■ TASK DETAILS ■
Your task is to repeat all of the data exactly while excluding the pictures.

········

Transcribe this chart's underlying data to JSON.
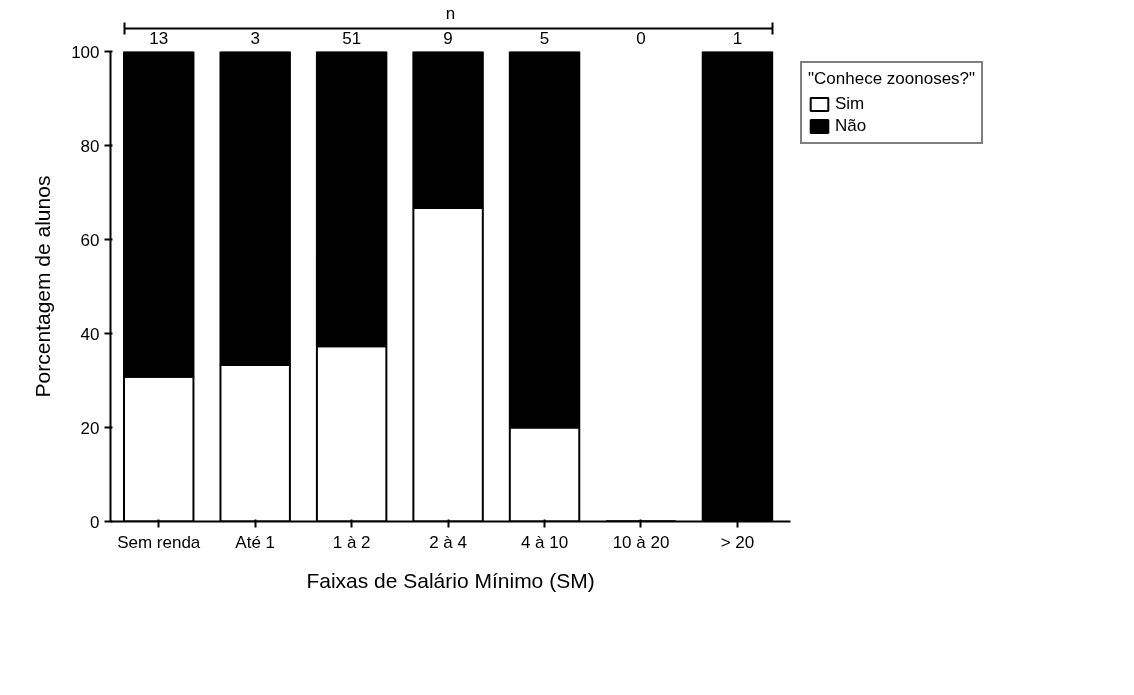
{
  "chart_data": {
    "type": "bar",
    "xlabel": "Faixas de Salário Mínimo (SM)",
    "ylabel": "Porcentagem de alunos",
    "legend_title": "\"Conhece zoonoses?\"",
    "categories": [
      "Sem renda",
      "Até 1",
      "1 à 2",
      "2 à 4",
      "4 à 10",
      "10 à 20",
      "> 20"
    ],
    "series": [
      {
        "name": "Sim",
        "color": "#ffffff",
        "values": [
          30.8,
          33.3,
          37.3,
          66.7,
          20,
          0,
          0
        ]
      },
      {
        "name": "Não",
        "color": "#000000",
        "values": [
          69.2,
          66.7,
          62.7,
          33.3,
          80,
          0,
          100
        ]
      }
    ],
    "stacked": true,
    "ylim": [
      0,
      100
    ],
    "yticks": [
      0,
      20,
      40,
      60,
      80,
      100
    ],
    "legend": "right",
    "annotations": [
      "n",
      "13",
      "3",
      "51",
      "9",
      "5",
      "0",
      "1"
    ]
  }
}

········

■ RIGHT ANSWER ■
Transcribe this chart's underlying data to JSON.
{
  "chart_data": {
    "type": "bar",
    "xlabel": "Faixas de Salário Mínimo (SM)",
    "ylabel": "Porcentagem de alunos",
    "legend_title": "\"Conhece zoonoses?\"",
    "categories": [
      "Sem renda",
      "Até 1",
      "1 à 2",
      "2 à 4",
      "4 à 10",
      "10 à 20",
      "> 20"
    ],
    "series": [
      {
        "name": "Sim",
        "color": "#ffffff",
        "values": [
          30.8,
          33.3,
          37.3,
          66.7,
          20,
          0,
          0
        ]
      },
      {
        "name": "Não",
        "color": "#000000",
        "values": [
          69.2,
          66.7,
          62.7,
          33.3,
          80,
          0,
          100
        ]
      }
    ],
    "stacked": true,
    "ylim": [
      0,
      100
    ],
    "yticks": [
      0,
      20,
      40,
      60,
      80,
      100
    ],
    "legend": "right",
    "annotations": [
      "n",
      "13",
      "3",
      "51",
      "9",
      "5",
      "0",
      "1"
    ]
  }
}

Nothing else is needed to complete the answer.